◆ WHAT YOU SHOULD DO:
Pull out each line of the data that includes the word "this".

═════ THE DATA

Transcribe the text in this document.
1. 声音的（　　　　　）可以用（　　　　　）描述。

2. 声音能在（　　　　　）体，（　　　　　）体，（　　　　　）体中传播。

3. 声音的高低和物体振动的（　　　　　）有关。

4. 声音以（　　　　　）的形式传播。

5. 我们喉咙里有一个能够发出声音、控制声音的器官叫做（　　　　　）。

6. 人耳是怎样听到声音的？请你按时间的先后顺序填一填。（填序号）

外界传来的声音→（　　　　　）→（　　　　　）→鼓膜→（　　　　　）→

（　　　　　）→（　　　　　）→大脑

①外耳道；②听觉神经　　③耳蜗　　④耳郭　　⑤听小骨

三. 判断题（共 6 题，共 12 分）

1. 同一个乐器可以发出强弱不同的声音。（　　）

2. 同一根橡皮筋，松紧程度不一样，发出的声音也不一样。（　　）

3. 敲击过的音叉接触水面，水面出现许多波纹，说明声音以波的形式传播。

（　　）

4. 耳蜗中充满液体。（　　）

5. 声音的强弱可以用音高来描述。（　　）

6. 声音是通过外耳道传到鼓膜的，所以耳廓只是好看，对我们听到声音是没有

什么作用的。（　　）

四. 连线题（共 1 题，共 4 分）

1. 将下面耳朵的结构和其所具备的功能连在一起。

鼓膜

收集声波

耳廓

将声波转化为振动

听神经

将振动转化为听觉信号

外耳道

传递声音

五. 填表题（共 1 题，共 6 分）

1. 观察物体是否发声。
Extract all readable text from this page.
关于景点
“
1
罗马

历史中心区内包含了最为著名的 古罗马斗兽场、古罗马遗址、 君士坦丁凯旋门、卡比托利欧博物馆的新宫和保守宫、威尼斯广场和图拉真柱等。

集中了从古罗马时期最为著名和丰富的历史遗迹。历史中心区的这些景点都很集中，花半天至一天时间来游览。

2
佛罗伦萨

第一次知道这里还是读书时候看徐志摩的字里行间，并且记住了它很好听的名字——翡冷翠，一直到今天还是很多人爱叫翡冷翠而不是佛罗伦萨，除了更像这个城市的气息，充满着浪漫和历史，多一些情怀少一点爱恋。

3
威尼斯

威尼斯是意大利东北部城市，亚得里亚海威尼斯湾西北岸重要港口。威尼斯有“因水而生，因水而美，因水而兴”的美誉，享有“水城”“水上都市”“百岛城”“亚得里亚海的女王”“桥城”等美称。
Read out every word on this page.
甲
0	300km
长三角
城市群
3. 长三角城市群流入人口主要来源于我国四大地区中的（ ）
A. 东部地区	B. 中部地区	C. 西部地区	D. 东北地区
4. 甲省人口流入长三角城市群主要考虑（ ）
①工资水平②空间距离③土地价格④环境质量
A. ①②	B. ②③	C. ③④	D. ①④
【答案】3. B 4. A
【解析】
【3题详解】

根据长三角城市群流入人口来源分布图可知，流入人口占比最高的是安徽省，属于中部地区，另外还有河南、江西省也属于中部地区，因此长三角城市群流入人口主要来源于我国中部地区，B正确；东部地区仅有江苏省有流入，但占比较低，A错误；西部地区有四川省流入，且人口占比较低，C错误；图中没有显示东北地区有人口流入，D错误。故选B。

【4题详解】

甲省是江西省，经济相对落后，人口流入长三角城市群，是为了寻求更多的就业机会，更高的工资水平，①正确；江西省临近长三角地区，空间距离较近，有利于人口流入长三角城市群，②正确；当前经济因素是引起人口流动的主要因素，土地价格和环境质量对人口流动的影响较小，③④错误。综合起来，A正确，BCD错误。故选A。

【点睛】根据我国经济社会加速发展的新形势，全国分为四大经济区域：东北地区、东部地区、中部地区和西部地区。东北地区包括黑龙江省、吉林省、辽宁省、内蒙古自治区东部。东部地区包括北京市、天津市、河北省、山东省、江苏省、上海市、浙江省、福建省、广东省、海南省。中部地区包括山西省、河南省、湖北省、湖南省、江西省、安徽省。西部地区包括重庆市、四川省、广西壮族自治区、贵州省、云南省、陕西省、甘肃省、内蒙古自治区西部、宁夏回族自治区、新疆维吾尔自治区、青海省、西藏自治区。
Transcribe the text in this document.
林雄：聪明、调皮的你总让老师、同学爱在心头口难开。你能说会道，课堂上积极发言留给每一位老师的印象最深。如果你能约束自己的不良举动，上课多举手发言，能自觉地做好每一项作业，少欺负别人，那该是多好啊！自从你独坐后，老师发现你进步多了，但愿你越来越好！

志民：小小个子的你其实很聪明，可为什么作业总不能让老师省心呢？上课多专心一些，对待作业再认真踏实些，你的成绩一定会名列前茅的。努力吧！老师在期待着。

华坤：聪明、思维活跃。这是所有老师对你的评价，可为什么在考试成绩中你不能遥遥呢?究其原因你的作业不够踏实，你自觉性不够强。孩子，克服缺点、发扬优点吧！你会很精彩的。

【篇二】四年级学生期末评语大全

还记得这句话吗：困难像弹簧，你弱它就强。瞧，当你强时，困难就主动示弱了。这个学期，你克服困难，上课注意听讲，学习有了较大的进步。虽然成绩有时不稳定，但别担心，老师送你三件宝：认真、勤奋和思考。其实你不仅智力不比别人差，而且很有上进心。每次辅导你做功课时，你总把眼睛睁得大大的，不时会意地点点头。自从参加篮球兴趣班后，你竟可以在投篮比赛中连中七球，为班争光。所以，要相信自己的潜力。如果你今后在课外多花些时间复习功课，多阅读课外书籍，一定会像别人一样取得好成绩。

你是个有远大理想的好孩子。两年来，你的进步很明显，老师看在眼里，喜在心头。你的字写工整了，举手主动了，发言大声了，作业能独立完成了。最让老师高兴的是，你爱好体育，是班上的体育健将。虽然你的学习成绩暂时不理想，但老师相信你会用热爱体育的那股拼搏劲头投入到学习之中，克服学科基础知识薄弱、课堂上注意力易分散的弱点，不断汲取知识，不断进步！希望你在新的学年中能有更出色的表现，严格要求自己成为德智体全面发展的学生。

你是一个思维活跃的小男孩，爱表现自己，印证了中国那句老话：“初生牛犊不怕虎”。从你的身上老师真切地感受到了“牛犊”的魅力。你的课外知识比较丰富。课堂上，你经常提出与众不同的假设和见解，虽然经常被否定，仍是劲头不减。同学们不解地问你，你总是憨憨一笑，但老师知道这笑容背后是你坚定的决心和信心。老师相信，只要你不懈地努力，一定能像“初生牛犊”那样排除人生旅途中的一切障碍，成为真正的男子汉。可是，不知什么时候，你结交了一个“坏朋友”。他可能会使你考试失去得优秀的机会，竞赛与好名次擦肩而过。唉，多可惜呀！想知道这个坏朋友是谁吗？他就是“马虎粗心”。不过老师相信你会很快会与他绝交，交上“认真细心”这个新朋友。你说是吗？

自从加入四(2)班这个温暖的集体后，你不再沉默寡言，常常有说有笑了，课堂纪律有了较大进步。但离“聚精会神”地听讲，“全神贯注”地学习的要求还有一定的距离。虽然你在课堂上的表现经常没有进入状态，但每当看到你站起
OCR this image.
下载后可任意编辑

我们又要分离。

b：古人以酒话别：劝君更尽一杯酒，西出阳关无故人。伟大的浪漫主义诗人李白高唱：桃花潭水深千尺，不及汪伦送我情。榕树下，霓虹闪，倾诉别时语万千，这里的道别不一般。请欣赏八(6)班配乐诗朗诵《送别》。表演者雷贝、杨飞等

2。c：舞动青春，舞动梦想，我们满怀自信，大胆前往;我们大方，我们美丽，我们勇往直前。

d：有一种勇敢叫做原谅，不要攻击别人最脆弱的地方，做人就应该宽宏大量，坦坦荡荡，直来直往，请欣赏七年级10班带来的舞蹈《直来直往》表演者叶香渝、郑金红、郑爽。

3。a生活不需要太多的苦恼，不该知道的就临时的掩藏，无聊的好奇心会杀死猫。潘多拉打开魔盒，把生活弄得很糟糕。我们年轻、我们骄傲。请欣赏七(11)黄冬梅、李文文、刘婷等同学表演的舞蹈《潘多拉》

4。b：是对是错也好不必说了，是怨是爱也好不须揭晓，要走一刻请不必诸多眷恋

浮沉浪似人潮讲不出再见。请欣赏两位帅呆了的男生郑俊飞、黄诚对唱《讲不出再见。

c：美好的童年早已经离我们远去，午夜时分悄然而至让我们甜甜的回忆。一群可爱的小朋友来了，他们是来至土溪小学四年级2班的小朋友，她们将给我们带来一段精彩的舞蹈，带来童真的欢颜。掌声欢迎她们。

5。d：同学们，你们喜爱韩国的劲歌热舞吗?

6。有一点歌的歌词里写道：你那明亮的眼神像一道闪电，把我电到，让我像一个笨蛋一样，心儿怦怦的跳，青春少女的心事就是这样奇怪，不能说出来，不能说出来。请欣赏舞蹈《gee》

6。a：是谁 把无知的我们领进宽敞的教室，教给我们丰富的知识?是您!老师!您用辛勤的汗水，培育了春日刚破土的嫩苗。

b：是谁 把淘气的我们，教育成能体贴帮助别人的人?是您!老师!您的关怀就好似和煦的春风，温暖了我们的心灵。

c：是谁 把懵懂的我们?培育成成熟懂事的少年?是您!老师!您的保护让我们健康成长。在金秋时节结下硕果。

══════════

◆ THE RESPONSE:
Transcribe the text in this document.
Extract all readable text from this page.
Read out every word on this page.
Transcribe the text in this document.
OCR this image.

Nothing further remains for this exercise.